━━━━━ DATA PROVIDED

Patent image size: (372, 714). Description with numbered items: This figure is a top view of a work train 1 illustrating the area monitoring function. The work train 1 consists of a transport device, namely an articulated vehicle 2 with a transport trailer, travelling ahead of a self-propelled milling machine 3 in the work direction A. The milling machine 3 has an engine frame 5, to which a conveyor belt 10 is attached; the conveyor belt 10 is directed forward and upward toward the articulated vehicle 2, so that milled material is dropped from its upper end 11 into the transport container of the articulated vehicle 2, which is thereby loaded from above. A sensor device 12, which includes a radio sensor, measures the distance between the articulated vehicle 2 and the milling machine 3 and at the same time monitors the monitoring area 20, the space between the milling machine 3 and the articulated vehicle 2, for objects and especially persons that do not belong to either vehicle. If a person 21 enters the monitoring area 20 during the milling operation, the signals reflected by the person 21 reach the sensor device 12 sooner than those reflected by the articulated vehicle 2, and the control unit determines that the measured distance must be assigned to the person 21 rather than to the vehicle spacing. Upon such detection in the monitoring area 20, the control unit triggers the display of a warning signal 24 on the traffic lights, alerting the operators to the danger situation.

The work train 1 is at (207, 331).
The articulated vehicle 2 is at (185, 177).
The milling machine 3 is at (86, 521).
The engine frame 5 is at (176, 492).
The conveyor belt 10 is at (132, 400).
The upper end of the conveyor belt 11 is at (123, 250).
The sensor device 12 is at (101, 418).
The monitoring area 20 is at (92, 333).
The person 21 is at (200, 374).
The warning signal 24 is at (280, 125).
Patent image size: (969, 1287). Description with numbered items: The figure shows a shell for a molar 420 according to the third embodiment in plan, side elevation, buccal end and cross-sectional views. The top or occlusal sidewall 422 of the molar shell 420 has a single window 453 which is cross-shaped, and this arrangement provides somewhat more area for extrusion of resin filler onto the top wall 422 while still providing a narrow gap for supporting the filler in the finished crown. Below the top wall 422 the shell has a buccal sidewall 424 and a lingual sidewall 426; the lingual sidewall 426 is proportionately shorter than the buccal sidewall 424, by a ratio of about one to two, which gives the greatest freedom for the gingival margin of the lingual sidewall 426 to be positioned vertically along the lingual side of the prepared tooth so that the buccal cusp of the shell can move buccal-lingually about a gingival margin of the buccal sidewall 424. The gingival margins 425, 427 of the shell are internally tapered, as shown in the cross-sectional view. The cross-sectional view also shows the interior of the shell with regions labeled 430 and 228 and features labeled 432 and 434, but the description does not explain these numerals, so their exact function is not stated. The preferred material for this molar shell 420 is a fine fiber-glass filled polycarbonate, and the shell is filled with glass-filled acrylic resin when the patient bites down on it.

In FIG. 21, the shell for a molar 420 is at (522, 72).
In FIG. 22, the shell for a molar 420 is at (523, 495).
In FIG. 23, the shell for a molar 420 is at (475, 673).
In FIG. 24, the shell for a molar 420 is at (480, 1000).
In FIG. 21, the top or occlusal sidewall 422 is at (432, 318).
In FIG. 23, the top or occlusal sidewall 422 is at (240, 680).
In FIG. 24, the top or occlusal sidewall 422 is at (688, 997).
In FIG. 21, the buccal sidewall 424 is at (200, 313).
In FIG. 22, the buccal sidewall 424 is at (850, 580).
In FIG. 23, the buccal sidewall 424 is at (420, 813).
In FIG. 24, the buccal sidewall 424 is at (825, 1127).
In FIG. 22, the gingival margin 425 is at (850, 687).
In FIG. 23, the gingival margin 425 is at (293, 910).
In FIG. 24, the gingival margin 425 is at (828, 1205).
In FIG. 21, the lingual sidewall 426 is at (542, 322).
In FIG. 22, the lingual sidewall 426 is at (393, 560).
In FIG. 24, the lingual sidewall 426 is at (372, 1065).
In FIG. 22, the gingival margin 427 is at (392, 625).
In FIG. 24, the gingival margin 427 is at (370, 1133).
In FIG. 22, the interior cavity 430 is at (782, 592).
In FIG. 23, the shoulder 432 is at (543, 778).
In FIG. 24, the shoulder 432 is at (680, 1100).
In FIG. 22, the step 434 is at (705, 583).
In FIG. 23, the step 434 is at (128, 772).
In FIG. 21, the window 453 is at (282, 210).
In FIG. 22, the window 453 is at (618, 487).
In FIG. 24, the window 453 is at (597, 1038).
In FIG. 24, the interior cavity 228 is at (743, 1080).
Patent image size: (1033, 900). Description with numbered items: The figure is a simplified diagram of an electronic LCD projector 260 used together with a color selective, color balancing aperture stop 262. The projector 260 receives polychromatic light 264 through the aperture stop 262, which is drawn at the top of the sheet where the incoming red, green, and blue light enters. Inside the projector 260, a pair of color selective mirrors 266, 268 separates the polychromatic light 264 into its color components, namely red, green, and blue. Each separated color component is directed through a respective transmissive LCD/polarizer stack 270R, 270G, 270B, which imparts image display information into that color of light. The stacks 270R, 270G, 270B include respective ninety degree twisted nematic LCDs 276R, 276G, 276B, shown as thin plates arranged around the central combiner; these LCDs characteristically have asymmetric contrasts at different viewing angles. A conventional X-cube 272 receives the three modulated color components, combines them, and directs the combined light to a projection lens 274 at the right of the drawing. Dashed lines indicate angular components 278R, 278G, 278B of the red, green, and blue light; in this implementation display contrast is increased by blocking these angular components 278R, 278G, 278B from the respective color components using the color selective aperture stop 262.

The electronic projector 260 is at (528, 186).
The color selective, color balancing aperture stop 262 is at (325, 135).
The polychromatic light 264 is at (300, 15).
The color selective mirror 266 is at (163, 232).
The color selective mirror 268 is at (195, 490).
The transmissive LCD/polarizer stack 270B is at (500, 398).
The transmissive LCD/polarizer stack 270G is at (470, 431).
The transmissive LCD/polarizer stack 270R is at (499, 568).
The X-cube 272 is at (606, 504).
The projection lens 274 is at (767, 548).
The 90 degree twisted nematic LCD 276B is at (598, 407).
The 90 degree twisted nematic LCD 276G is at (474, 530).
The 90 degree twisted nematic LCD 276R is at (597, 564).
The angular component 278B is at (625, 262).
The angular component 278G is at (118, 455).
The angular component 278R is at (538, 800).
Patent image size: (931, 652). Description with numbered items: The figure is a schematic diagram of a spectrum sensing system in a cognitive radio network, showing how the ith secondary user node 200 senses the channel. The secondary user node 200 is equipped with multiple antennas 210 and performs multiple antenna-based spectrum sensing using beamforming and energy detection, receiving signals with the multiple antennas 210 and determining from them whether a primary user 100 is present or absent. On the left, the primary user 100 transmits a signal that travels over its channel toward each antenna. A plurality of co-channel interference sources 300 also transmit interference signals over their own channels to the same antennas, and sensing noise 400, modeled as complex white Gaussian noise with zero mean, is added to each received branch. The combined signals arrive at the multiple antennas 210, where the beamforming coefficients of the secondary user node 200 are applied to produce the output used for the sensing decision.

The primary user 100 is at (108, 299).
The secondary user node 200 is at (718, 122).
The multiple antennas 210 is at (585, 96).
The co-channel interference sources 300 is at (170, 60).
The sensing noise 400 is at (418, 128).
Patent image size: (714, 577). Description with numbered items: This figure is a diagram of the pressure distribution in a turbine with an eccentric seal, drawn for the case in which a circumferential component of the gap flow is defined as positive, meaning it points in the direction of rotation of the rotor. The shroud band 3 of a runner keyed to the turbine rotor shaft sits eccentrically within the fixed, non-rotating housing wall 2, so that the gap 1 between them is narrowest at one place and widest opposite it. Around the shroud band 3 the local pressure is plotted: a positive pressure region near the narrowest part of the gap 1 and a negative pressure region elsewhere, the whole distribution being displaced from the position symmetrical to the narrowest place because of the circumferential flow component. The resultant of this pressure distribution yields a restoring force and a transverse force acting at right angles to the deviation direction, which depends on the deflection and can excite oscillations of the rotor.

━━━━━━━━━━

Rewrite the part of the data that opens with the line containing "Patent image size: (969, 1287)." and closes with the line containing "In FIG. 24, the buccal", substituting "side view" for "side elevation" and leaving everything else unchanged.

WRITTEN RESPONSE.
Patent image size: (969, 1287). Description with numbered items: The figure shows a shell for a molar 420 according to the third embodiment in plan, side view, buccal end and cross-sectional views. The top or occlusal sidewall 422 of the molar shell 420 has a single window 453 which is cross-shaped, and this arrangement provides somewhat more area for extrusion of resin filler onto the top wall 422 while still providing a narrow gap for supporting the filler in the finished crown. Below the top wall 422 the shell has a buccal sidewall 424 and a lingual sidewall 426; the lingual sidewall 426 is proportionately shorter than the buccal sidewall 424, by a ratio of about one to two, which gives the greatest freedom for the gingival margin of the lingual sidewall 426 to be positioned vertically along the lingual side of the prepared tooth so that the buccal cusp of the shell can move buccal-lingually about a gingival margin of the buccal sidewall 424. The gingival margins 425, 427 of the shell are internally tapered, as shown in the cross-sectional view. The cross-sectional view also shows the interior of the shell with regions labeled 430 and 228 and features labeled 432 and 434, but the description does not explain these numerals, so their exact function is not stated. The preferred material for this molar shell 420 is a fine fiber-glass filled polycarbonate, and the shell is filled with glass-filled acrylic resin when the patient bites down on it.

In FIG. 21, the shell for a molar 420 is at (522, 72).
In FIG. 22, the shell for a molar 420 is at (523, 495).
In FIG. 23, the shell for a molar 420 is at (475, 673).
In FIG. 24, the shell for a molar 420 is at (480, 1000).
In FIG. 21, the top or occlusal sidewall 422 is at (432, 318).
In FIG. 23, the top or occlusal sidewall 422 is at (240, 680).
In FIG. 24, the top or occlusal sidewall 422 is at (688, 997).
In FIG. 21, the buccal sidewall 424 is at (200, 313).
In FIG. 22, the buccal sidewall 424 is at (850, 580).
In FIG. 23, the buccal sidewall 424 is at (420, 813).
In FIG. 24, the buccal sidewall 424 is at (825, 1127).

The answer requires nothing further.